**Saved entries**
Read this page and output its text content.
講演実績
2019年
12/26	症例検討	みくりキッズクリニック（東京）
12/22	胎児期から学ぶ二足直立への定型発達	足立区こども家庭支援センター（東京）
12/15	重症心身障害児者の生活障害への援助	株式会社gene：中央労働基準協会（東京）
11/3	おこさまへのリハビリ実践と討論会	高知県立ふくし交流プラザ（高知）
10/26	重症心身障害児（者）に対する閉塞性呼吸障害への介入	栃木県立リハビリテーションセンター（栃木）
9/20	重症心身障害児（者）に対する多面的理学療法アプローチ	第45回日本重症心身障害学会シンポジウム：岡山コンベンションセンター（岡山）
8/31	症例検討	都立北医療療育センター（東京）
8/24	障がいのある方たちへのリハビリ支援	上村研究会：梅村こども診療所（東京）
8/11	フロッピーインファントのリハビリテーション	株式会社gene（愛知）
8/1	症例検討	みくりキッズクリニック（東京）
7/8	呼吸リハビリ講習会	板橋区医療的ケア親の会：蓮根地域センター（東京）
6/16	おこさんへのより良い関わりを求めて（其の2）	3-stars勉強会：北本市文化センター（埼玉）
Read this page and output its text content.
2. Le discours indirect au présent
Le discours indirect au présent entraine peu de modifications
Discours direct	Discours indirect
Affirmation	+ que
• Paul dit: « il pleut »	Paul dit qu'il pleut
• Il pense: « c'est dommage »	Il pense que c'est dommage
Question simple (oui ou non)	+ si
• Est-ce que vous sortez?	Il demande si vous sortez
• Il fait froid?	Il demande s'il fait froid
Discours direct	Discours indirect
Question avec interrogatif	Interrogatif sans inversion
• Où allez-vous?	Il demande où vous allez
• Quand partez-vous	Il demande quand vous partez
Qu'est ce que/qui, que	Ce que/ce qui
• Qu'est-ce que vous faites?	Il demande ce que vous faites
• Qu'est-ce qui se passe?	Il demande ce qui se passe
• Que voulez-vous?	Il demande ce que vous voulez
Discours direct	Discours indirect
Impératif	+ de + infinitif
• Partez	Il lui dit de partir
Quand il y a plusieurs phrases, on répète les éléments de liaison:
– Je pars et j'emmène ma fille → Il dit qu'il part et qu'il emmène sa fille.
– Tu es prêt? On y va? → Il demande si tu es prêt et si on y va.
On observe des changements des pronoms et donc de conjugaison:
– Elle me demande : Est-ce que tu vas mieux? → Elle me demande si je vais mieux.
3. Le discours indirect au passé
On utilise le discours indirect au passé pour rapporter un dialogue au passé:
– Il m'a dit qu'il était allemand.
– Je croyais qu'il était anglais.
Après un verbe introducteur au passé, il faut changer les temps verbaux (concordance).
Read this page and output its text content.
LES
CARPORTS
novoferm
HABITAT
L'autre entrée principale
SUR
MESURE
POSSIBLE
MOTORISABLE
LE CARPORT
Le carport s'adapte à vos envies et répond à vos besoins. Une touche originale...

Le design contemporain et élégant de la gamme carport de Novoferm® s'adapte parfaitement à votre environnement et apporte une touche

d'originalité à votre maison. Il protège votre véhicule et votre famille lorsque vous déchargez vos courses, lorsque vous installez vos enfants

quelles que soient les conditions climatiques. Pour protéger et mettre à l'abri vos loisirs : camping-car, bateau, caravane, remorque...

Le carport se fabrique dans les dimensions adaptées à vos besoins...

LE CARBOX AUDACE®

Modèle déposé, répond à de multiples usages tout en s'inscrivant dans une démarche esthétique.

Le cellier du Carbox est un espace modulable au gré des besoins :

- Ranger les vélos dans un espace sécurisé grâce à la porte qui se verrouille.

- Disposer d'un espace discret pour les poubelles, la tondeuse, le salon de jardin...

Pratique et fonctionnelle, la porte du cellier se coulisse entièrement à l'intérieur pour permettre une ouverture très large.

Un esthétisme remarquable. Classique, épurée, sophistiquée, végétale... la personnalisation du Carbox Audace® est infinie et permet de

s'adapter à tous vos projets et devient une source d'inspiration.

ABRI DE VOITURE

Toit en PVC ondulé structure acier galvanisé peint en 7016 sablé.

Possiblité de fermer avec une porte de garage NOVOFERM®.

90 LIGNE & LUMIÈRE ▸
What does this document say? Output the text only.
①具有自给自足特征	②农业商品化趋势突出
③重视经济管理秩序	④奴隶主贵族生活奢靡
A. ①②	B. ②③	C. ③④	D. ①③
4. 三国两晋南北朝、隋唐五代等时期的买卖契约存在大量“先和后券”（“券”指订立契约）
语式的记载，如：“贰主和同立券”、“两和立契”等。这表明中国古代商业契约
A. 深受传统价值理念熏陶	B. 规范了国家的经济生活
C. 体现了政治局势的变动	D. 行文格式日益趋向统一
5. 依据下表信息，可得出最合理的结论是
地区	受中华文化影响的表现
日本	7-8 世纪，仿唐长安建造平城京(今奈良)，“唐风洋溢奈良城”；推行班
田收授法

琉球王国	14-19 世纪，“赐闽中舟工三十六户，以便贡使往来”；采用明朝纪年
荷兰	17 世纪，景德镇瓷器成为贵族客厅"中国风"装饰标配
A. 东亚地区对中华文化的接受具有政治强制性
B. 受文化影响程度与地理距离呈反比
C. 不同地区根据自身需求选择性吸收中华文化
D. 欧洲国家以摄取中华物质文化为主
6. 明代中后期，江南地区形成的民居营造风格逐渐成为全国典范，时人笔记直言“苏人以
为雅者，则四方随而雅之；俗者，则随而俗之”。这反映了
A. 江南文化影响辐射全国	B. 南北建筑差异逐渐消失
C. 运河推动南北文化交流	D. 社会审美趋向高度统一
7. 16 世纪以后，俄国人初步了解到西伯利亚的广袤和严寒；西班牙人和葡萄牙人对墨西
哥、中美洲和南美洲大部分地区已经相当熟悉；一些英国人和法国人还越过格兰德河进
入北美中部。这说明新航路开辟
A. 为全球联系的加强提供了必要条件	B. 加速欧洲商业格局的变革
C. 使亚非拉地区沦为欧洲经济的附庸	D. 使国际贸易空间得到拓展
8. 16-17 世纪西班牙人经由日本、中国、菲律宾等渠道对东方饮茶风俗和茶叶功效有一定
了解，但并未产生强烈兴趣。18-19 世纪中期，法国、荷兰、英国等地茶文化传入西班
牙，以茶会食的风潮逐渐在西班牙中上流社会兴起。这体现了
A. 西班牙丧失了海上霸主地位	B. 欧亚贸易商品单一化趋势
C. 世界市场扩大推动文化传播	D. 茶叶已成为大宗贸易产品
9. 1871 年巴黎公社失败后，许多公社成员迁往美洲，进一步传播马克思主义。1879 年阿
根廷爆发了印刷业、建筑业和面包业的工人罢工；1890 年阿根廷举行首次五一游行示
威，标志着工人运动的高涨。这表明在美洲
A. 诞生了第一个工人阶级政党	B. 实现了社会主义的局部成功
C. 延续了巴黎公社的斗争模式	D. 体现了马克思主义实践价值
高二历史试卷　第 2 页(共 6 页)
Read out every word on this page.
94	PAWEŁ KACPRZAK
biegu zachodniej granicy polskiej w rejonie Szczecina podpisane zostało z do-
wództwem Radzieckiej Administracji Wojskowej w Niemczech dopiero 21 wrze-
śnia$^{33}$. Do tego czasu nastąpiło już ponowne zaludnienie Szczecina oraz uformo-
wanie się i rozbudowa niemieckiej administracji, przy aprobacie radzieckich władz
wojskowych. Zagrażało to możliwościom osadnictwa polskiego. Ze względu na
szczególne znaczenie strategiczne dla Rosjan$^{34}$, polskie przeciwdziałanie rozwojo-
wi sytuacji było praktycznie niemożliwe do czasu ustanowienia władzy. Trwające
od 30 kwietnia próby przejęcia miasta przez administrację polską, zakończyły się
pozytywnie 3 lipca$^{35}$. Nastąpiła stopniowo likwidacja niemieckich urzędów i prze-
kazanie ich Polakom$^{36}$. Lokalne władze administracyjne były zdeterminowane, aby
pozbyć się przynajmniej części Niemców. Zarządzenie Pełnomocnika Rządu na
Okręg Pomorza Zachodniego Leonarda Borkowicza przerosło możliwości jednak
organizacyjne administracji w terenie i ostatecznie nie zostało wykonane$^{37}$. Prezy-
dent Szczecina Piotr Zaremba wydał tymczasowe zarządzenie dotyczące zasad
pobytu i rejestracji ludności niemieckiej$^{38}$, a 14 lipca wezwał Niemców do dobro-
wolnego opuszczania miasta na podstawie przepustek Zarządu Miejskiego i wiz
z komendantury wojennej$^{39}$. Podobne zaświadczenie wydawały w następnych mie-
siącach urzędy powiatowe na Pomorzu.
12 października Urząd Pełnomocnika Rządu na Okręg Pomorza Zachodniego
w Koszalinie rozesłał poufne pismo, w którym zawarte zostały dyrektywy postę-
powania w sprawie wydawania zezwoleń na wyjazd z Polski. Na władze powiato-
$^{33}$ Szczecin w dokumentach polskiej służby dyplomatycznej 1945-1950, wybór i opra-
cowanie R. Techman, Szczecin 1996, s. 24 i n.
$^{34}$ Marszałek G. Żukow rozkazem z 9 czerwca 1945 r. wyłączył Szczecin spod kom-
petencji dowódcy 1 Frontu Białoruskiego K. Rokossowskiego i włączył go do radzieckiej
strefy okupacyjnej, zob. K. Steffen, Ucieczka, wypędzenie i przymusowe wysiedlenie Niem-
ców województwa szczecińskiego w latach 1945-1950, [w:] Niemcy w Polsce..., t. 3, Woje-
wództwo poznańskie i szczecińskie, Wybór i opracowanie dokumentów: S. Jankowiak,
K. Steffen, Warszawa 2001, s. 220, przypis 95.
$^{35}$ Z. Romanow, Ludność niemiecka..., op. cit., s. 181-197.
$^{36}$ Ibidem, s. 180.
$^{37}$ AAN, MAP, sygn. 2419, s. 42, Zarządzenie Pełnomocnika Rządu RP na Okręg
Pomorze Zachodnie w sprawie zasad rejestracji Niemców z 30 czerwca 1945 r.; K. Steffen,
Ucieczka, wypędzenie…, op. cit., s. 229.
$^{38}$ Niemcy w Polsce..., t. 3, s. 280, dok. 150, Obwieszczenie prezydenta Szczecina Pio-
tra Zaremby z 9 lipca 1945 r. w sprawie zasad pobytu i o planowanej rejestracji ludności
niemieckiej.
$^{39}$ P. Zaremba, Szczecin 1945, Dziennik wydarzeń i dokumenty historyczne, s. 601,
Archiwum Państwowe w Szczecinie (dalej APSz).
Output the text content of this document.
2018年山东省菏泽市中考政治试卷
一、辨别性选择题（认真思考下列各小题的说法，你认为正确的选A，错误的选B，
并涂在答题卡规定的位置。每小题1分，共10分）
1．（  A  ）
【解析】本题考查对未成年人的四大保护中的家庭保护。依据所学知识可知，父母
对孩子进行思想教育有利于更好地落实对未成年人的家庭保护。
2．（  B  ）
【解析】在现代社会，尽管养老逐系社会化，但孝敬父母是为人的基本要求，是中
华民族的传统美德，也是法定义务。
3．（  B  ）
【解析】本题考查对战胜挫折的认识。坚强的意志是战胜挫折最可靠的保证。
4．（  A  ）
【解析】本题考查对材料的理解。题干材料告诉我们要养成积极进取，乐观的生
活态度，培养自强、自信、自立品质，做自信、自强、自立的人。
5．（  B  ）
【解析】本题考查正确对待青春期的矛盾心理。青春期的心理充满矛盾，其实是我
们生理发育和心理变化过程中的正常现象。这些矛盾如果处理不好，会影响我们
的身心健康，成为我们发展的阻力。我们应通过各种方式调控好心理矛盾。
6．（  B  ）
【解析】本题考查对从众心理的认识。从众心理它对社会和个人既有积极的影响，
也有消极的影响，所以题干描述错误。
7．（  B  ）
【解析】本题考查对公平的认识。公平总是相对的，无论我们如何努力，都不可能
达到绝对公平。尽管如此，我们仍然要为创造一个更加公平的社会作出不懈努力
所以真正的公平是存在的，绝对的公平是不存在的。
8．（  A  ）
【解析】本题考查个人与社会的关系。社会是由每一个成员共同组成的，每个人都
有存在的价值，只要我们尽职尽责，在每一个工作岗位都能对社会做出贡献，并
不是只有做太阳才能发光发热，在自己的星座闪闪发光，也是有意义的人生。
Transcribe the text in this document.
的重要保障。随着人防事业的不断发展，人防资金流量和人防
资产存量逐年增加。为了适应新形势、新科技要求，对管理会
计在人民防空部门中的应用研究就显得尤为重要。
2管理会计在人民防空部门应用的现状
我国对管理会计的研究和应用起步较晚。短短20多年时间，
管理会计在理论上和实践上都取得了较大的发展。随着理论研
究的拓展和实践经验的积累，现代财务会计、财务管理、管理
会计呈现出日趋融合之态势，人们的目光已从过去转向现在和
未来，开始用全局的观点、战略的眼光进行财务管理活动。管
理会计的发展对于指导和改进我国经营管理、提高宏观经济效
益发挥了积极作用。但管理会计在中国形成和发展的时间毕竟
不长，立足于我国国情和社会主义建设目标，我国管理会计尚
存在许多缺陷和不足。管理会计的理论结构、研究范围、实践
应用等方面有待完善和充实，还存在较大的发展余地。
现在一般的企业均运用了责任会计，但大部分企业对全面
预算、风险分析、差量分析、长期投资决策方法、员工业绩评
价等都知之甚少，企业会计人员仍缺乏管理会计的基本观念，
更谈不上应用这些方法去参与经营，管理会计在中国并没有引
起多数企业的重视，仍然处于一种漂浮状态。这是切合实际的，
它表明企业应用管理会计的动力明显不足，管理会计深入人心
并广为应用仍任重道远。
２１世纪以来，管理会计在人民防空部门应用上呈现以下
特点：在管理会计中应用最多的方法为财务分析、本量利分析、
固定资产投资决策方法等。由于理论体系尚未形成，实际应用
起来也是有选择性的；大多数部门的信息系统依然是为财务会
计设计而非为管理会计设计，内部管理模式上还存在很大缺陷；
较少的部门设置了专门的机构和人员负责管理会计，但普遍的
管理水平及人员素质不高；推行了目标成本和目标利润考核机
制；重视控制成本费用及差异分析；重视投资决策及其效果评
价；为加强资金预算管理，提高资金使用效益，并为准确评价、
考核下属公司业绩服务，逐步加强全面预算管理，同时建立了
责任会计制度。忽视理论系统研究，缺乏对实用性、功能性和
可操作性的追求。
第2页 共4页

**Exercise description**
Where a line of the records above holds the word "wypędzenie", copy that line.

**Exercise result**
strefy okupacyjnej, zob. K. Steffen, Ucieczka, wypędzenie i przymusowe wysiedlenie Niem-
Ucieczka, wypędzenie…, op. cit., s. 229.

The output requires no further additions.